| INFORMATION SUPPLIED |
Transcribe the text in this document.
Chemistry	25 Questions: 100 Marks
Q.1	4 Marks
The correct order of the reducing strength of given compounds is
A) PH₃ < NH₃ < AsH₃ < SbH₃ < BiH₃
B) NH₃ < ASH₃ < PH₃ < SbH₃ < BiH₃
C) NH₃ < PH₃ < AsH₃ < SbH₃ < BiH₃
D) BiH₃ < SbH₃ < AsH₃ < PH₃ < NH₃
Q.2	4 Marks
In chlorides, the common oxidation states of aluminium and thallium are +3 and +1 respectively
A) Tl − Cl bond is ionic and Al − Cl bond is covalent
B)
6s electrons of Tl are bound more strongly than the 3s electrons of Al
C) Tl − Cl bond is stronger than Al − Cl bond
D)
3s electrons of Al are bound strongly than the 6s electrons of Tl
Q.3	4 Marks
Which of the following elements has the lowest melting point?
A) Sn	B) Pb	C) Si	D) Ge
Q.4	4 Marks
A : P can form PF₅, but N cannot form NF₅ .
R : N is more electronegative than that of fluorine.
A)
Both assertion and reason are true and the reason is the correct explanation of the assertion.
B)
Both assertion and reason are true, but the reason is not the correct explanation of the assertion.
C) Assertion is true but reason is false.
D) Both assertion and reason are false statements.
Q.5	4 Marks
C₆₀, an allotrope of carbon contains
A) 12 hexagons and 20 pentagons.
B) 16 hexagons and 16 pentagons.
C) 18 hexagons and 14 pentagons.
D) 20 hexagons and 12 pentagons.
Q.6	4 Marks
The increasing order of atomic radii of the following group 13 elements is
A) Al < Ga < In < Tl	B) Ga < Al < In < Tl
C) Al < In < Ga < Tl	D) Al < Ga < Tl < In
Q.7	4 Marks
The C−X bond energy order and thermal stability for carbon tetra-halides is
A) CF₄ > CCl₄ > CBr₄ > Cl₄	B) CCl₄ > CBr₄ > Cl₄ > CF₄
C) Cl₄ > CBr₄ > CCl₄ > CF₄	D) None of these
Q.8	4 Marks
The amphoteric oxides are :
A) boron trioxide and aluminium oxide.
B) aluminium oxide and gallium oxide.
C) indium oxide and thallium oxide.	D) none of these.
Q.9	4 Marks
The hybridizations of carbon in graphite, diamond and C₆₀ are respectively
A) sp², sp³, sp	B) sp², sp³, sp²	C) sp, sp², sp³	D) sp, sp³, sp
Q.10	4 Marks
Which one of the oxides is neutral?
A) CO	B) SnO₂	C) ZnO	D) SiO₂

| PROBLEM DETAILS |
For each line in the data above that contains the string "false", extract the line.

| EXERCISE SOLUTION |
C) Assertion is true but reason is false.
D) Both assertion and reason are false statements.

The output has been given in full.